--- What you are asked to do ---
Below are the records; pull every line that includes "Pauthan".

Items from a dataset:
*****
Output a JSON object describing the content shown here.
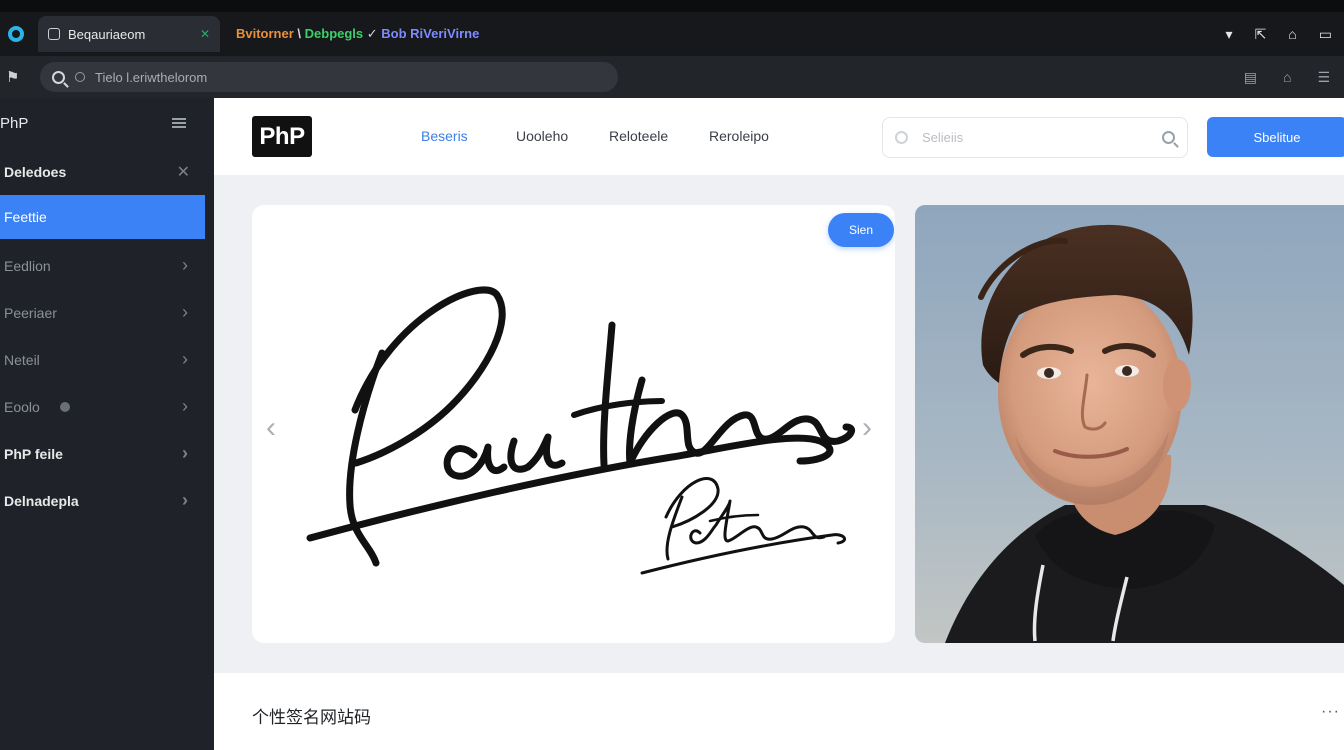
{
  "browser": {
    "active_tab": "Beqauriaeom",
    "inactive_tab": {
      "part1": "Bvitorner",
      "sep1": " \\ ",
      "part2": "Debpegls",
      "sep2": " ✓ ",
      "part3": "Bob RiVeriVirne"
    },
    "address_text": "Tielo l.eriwthelorom"
  },
  "sidebar": {
    "title": "PhP",
    "items": [
      {
        "label": "Deledoes",
        "control": "close"
      },
      {
        "label": "Feettie",
        "control": "none"
      },
      {
        "label": "Eedlion",
        "control": "chevron"
      },
      {
        "label": "Peeriaer",
        "control": "chevron"
      },
      {
        "label": "Neteil",
        "control": "chevron"
      },
      {
        "label": "Eoolo",
        "control": "chevron"
      },
      {
        "label": "PhP feile",
        "control": "chevron"
      },
      {
        "label": "Delnadepla",
        "control": "chevron"
      }
    ]
  },
  "header": {
    "logo": "PhP",
    "nav": [
      "Beseris",
      "Uooleho",
      "Reloteele",
      "Reroleipo"
    ],
    "search_placeholder": "Selieiis",
    "button_label": "Sbelitue"
  },
  "hero": {
    "pill_label": "Sien",
    "signature_large": "Pauthan",
    "signature_small": "Pauthan",
    "prev_arrow": "‹",
    "next_arrow": "›"
  },
  "footer": {
    "site_title": "个性签名网站码",
    "more": "···"
  },
  "colors": {
    "accent": "#3b82f6",
    "sidebar_bg": "#1f2329",
    "page_bg": "#eef0f3"
  }
}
*****
--- Exercise answer ---
    "signature_large": "Pauthan",
    "signature_small": "Pauthan",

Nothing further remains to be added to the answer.